(Written instruction):
Locate the string "document" in the records below. Copy every line where it occurs.

Data excerpts
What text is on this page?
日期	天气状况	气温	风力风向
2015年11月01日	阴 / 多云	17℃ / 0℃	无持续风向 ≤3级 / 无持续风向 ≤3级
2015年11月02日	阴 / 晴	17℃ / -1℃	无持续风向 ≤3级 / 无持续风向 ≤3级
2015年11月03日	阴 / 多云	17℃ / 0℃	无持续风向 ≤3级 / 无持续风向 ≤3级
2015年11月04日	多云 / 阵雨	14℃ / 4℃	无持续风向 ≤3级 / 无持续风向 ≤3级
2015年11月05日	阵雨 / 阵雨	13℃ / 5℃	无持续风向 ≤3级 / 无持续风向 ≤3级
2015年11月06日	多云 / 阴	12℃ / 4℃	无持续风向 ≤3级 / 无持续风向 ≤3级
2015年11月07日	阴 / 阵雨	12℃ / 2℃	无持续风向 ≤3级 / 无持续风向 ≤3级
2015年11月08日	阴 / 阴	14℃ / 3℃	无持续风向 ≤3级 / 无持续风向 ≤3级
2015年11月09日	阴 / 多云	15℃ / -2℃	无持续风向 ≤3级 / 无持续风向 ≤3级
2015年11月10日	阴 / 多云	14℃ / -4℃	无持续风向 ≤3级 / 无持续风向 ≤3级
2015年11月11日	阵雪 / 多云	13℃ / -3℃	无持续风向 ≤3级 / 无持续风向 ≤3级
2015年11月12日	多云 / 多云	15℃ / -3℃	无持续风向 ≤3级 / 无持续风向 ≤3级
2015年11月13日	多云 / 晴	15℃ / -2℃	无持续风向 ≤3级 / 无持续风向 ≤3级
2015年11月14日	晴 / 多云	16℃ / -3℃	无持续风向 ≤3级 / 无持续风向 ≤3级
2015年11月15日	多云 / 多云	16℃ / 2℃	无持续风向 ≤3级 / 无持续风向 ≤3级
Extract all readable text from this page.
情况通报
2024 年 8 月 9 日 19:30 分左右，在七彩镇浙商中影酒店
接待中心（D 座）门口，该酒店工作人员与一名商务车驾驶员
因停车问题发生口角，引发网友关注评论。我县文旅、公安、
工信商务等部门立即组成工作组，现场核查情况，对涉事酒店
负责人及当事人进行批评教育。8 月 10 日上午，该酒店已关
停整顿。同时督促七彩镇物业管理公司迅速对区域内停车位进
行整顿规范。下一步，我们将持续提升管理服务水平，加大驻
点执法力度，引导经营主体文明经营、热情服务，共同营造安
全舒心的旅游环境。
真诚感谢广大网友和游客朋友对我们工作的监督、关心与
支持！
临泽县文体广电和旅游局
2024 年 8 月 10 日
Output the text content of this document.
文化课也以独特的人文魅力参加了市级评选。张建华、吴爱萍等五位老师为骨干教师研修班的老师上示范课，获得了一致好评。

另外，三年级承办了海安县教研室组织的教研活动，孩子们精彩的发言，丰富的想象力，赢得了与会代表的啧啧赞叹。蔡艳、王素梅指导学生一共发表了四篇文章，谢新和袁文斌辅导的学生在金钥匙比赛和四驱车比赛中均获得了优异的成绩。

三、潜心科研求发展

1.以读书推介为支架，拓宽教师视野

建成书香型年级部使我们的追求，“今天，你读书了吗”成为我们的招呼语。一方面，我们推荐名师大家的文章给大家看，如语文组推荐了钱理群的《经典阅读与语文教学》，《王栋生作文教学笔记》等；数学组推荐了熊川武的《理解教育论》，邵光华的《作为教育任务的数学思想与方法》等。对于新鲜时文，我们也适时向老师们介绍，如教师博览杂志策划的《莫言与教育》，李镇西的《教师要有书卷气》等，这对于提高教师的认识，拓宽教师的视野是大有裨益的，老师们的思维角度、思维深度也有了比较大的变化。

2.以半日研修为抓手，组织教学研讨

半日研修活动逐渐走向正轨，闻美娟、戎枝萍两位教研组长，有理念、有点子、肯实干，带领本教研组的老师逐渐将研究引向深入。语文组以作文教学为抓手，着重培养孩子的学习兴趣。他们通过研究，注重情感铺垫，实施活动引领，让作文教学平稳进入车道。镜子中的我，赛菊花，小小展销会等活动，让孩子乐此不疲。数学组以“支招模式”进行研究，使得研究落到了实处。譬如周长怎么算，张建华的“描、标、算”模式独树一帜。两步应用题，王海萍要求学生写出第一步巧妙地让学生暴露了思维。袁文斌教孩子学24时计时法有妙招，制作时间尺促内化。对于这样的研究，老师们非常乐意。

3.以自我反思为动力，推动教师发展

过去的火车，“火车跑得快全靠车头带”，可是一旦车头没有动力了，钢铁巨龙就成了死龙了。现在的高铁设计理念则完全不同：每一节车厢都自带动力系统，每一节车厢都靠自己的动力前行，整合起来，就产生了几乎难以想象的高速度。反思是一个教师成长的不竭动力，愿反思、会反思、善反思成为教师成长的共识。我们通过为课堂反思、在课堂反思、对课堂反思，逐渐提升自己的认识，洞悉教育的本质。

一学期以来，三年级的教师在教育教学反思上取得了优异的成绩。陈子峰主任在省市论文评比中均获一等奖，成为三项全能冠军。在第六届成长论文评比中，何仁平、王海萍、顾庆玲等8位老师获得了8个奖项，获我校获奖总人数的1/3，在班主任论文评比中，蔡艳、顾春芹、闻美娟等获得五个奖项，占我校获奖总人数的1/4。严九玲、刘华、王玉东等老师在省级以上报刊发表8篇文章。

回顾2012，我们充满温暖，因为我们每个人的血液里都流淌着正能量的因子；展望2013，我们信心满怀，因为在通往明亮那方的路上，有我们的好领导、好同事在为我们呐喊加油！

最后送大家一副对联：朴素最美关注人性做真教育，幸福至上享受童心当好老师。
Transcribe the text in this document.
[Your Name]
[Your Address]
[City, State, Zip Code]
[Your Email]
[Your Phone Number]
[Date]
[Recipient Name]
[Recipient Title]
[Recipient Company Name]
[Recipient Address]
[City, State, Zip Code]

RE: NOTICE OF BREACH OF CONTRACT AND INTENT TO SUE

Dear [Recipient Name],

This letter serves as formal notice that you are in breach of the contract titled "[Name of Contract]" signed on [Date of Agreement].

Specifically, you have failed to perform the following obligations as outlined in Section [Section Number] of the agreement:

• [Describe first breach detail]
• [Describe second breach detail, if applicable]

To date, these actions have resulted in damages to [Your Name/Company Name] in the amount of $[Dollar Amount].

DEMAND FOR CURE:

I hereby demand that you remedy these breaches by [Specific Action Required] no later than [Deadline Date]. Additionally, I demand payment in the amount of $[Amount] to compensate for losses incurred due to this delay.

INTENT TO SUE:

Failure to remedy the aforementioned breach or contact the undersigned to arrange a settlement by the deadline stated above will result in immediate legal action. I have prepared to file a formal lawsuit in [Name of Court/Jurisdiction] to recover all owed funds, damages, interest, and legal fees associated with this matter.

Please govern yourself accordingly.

(Exercise response):
Output the text content of this document.
Transcribe the text in this document.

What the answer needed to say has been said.